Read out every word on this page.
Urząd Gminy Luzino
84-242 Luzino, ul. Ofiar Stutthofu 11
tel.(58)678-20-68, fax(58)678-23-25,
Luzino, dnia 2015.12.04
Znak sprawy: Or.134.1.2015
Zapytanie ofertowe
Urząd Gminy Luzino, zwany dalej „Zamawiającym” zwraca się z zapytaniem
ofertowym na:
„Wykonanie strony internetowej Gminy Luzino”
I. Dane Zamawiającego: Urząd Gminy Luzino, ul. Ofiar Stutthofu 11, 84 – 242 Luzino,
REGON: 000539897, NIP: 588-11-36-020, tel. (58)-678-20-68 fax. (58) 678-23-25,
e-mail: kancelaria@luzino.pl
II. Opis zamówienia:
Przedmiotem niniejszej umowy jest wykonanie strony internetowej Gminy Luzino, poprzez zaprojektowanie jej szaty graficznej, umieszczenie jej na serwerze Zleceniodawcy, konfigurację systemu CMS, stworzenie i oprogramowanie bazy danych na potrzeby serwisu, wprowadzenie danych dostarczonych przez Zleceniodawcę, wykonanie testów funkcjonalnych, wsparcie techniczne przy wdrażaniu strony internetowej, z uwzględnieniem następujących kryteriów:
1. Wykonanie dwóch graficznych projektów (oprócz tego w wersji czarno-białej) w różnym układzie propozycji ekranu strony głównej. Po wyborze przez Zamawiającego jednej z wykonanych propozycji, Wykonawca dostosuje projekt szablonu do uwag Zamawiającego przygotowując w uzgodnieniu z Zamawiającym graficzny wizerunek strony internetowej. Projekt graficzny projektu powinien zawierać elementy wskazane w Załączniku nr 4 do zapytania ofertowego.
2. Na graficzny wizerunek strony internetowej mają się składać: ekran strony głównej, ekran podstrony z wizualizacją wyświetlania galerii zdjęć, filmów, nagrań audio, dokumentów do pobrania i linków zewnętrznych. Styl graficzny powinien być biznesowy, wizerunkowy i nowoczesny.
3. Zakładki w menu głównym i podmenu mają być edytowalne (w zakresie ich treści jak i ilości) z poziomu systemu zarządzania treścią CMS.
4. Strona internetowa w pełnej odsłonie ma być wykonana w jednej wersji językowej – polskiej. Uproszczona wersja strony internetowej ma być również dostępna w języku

-*-

**Stated problem**
Quote the material exactly, leaving nothing out.

**Solved problem**
Read out every word on this page.
Urząd Gminy Luzino
84-242 Luzino, ul. Ofiar Stutthofu 11
tel.(58)678-20-68, fax(58)678-23-25,
Luzino, dnia 2015.12.04
Znak sprawy: Or.134.1.2015
Zapytanie ofertowe
Urząd Gminy Luzino, zwany dalej „Zamawiającym” zwraca się z zapytaniem
ofertowym na:
„Wykonanie strony internetowej Gminy Luzino”
I. Dane Zamawiającego: Urząd Gminy Luzino, ul. Ofiar Stutthofu 11, 84 – 242 Luzino,
REGON: 000539897, NIP: 588-11-36-020, tel. (58)-678-20-68 fax. (58) 678-23-25,
e-mail: kancelaria@luzino.pl
II. Opis zamówienia:
Przedmiotem niniejszej umowy jest wykonanie strony internetowej Gminy Luzino, poprzez zaprojektowanie jej szaty graficznej, umieszczenie jej na serwerze Zleceniodawcy, konfigurację systemu CMS, stworzenie i oprogramowanie bazy danych na potrzeby serwisu, wprowadzenie danych dostarczonych przez Zleceniodawcę, wykonanie testów funkcjonalnych, wsparcie techniczne przy wdrażaniu strony internetowej, z uwzględnieniem następujących kryteriów:
1. Wykonanie dwóch graficznych projektów (oprócz tego w wersji czarno-białej) w różnym układzie propozycji ekranu strony głównej. Po wyborze przez Zamawiającego jednej z wykonanych propozycji, Wykonawca dostosuje projekt szablonu do uwag Zamawiającego przygotowując w uzgodnieniu z Zamawiającym graficzny wizerunek strony internetowej. Projekt graficzny projektu powinien zawierać elementy wskazane w Załączniku nr 4 do zapytania ofertowego.
2. Na graficzny wizerunek strony internetowej mają się składać: ekran strony głównej, ekran podstrony z wizualizacją wyświetlania galerii zdjęć, filmów, nagrań audio, dokumentów do pobrania i linków zewnętrznych. Styl graficzny powinien być biznesowy, wizerunkowy i nowoczesny.
3. Zakładki w menu głównym i podmenu mają być edytowalne (w zakresie ich treści jak i ilości) z poziomu systemu zarządzania treścią CMS.
4. Strona internetowa w pełnej odsłonie ma być wykonana w jednej wersji językowej – polskiej. Uproszczona wersja strony internetowej ma być również dostępna w języku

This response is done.